◆ **Problem details**
Your answer should be a single number: the count of lines containing "있습니다".
──────── Entries
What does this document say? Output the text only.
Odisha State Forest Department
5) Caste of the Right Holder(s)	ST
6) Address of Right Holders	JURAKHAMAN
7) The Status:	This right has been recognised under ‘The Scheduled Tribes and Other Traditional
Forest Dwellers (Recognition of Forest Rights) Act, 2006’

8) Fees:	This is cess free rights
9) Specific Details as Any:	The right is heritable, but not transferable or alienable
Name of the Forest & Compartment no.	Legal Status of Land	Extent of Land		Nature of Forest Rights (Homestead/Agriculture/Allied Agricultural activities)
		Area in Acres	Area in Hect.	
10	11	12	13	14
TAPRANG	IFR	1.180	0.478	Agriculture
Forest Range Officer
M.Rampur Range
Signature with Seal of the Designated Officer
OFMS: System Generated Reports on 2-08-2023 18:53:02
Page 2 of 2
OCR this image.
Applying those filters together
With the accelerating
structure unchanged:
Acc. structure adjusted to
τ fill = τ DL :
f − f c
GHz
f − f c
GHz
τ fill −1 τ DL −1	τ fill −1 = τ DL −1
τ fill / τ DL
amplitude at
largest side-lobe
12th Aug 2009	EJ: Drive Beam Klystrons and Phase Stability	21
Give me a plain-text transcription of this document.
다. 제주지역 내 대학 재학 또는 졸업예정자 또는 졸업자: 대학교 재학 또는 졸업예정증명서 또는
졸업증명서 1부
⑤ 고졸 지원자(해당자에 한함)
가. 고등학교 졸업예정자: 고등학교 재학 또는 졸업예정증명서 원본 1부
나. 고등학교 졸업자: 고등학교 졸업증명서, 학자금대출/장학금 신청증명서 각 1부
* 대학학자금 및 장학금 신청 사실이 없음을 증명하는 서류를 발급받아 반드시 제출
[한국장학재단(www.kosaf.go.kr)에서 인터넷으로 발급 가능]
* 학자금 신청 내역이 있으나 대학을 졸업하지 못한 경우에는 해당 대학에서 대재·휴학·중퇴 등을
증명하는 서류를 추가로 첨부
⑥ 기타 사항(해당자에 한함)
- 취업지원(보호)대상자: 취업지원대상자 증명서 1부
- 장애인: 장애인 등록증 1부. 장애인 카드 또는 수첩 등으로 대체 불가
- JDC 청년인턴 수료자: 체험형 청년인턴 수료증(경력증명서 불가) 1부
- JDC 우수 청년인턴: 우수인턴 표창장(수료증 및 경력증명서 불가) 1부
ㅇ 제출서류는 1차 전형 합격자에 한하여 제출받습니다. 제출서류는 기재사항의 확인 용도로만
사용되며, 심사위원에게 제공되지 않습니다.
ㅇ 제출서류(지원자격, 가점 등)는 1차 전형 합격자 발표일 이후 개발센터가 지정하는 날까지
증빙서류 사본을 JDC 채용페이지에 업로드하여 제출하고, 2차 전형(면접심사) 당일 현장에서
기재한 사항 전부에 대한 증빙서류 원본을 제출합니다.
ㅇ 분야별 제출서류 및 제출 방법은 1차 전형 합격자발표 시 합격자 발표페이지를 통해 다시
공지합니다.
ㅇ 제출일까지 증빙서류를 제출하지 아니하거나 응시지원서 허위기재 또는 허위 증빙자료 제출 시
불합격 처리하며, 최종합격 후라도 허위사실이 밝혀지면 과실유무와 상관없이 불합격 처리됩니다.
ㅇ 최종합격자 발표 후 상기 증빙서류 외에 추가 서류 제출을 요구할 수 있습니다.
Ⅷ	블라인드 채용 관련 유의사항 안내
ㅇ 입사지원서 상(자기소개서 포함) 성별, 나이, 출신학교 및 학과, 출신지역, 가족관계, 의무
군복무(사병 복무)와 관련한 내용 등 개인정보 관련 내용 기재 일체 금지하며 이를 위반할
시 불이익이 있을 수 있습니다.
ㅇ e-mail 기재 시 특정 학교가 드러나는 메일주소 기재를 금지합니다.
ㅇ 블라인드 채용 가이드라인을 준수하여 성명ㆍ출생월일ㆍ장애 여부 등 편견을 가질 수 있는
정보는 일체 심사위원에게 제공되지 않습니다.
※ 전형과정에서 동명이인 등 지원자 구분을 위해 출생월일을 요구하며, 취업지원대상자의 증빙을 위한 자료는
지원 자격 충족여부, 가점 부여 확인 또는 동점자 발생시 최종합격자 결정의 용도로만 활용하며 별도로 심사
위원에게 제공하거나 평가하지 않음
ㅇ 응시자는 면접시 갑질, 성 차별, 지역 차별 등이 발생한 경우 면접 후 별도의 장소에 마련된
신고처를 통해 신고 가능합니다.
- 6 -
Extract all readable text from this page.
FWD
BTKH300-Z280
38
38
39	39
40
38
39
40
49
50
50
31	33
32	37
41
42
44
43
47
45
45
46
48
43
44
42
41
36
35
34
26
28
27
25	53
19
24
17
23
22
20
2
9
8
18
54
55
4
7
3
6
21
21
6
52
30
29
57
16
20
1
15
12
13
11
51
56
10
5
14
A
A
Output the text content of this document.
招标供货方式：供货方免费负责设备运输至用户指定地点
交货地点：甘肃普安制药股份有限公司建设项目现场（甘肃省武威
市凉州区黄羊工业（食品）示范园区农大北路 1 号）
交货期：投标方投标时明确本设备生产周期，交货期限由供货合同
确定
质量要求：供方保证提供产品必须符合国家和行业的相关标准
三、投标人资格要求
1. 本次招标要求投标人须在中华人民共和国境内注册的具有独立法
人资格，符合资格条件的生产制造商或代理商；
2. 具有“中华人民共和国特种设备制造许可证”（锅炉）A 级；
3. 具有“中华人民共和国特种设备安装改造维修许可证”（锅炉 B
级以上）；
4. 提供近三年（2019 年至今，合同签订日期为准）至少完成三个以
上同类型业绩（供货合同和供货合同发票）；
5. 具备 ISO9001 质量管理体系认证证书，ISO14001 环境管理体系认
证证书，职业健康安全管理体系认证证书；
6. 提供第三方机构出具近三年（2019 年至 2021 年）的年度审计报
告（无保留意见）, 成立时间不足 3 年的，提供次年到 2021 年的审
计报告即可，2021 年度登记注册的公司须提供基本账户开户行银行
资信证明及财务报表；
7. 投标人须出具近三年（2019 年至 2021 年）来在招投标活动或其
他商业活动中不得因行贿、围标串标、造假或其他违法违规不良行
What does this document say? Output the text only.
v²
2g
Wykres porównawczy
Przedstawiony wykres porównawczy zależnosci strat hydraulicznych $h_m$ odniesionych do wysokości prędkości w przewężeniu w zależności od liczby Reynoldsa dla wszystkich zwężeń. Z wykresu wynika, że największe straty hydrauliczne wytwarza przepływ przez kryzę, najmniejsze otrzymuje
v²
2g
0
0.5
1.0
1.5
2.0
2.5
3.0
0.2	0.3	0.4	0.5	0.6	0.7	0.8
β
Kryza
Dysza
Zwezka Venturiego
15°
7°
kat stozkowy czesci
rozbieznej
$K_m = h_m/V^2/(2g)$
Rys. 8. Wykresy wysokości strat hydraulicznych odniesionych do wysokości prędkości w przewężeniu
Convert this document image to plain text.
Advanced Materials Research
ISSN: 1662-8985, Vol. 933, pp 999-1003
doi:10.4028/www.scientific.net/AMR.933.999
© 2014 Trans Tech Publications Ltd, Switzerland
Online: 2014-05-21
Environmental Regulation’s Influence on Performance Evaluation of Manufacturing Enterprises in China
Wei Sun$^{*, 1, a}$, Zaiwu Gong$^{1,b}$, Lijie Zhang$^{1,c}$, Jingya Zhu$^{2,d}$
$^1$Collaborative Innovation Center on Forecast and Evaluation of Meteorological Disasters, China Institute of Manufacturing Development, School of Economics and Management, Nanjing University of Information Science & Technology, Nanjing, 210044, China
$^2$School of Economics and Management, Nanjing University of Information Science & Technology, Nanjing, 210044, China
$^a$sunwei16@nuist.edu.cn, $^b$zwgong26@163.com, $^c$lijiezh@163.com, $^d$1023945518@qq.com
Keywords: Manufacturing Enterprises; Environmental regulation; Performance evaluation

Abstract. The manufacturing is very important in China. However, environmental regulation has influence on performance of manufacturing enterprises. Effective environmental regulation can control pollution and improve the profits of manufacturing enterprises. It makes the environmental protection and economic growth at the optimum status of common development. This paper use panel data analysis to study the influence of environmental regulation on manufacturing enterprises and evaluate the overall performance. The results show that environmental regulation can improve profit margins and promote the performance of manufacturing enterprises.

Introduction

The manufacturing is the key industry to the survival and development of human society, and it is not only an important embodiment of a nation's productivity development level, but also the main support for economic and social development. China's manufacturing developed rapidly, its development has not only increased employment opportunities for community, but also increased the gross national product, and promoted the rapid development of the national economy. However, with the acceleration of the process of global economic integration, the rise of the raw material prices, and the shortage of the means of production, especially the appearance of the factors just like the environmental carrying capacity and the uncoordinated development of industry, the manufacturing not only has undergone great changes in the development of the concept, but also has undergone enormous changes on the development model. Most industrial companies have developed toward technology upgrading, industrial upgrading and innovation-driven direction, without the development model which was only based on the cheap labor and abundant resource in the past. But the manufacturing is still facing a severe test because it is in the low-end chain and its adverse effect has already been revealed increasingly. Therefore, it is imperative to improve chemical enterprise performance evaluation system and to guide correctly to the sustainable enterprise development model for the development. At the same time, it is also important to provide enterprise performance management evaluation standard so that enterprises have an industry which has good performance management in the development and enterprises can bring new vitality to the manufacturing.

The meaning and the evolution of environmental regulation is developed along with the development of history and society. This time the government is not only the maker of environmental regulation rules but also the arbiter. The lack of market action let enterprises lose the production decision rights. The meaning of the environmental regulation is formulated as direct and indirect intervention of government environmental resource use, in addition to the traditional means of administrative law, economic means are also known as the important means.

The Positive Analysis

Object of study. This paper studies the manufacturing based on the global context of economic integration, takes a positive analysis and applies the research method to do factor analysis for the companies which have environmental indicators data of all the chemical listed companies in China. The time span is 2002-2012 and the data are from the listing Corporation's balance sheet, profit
────────────────
◆ **Answer to this exercise**
2